Collected data entries:
┄┄┄┄┄┄┄┄┄┄┄┄┄┄┄┄┄┄┄┄

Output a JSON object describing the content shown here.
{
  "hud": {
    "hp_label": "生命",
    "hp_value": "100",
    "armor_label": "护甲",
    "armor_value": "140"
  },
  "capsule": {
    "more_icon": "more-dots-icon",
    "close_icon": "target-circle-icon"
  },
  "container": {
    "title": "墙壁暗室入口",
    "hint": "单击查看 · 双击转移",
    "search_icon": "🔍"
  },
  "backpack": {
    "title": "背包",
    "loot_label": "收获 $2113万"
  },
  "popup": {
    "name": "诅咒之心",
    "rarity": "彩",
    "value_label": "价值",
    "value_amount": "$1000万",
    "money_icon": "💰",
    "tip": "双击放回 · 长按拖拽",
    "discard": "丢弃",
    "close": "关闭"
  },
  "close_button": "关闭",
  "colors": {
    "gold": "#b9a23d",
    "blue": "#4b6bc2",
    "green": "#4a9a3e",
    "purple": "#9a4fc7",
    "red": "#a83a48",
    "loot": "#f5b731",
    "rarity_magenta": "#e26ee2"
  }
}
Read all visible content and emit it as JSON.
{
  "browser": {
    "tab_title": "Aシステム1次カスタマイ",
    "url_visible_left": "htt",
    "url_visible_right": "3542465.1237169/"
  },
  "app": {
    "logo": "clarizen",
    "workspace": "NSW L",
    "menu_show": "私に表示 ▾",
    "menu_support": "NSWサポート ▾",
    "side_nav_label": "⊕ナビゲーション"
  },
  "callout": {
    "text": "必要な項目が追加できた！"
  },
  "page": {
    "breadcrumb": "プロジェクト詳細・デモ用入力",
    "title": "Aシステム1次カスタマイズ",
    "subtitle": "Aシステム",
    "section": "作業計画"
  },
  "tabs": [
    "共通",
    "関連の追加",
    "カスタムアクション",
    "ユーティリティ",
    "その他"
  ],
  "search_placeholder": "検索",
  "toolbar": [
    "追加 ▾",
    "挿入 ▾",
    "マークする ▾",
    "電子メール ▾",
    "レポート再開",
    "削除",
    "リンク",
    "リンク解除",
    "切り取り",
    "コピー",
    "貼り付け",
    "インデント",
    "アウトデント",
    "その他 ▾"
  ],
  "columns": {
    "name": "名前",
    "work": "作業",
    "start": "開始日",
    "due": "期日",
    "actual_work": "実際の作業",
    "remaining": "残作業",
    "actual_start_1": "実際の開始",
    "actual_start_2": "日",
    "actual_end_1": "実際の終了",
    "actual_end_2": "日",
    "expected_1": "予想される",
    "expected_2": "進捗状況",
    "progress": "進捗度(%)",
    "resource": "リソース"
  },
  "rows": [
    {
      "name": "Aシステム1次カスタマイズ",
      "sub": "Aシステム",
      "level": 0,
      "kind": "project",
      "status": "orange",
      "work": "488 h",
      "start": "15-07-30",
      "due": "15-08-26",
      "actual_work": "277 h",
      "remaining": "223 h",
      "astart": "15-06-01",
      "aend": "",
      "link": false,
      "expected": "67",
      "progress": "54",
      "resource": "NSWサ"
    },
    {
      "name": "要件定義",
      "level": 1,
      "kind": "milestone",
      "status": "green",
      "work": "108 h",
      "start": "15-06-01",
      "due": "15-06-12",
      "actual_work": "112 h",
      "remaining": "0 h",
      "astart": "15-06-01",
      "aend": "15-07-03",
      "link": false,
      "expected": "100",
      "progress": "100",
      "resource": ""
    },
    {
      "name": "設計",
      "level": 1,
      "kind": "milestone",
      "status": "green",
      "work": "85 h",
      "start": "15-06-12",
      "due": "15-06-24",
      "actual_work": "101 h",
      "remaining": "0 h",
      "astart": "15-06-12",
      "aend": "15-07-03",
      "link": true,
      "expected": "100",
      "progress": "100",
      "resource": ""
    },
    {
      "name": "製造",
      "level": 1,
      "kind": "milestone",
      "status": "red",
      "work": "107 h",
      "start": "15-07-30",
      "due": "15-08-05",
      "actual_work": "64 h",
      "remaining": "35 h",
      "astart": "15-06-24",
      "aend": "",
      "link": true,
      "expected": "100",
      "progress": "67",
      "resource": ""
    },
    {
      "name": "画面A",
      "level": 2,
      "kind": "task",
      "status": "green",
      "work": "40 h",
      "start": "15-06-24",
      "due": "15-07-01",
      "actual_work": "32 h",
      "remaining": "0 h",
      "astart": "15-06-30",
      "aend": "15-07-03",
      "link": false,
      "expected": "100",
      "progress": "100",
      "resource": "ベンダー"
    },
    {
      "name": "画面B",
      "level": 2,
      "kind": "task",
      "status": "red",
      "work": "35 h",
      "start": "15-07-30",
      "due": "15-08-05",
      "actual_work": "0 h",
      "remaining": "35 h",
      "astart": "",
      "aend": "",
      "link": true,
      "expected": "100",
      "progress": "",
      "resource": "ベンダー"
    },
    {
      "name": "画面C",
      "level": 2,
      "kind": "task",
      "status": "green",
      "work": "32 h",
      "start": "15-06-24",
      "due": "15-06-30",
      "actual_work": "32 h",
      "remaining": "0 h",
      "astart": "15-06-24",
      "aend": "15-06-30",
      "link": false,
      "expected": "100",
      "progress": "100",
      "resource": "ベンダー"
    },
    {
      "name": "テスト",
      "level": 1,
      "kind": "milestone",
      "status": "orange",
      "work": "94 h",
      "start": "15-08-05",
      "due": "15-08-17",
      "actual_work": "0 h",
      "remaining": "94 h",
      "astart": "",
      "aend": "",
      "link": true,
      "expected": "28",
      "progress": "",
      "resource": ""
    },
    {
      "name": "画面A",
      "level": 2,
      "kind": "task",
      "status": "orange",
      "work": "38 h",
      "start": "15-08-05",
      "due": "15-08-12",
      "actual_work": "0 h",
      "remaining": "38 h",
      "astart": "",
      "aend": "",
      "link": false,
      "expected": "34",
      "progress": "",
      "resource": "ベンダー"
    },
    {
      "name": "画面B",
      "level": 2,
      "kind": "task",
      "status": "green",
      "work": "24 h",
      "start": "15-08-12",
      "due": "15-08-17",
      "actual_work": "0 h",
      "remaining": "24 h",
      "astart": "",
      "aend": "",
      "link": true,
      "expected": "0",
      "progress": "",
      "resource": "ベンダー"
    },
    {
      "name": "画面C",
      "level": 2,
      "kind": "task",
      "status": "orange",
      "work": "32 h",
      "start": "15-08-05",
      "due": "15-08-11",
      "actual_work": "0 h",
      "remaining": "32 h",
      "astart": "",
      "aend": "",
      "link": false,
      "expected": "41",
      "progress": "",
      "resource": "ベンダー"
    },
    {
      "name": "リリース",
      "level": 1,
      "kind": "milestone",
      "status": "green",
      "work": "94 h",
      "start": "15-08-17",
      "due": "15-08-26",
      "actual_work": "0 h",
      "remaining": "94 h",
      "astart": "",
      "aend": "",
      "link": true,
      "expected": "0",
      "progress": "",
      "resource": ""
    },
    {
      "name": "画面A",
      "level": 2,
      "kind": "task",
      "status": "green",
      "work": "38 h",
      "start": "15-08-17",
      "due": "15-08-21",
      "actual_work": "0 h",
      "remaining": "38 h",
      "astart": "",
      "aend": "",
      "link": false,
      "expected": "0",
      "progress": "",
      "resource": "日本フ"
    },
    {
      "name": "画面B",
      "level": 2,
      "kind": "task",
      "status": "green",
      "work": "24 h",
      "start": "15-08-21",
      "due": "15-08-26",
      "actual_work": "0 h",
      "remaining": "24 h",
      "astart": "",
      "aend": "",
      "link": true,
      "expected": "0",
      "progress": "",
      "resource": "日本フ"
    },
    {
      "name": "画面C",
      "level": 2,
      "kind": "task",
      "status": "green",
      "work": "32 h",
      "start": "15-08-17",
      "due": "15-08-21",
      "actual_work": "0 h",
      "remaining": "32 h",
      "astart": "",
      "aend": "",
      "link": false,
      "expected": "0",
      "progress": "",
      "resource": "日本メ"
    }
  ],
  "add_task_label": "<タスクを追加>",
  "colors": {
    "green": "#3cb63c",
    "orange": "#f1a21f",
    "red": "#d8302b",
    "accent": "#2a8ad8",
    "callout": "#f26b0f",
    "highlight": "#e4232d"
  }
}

┄┄┄┄┄┄┄┄┄┄┄┄┄┄┄┄┄┄┄┄

EXERCISE AIM >> Determine how many lines of this listing contain "JSON", and give only the number.

SOLUTION FOR THIS PROBLEM >> 2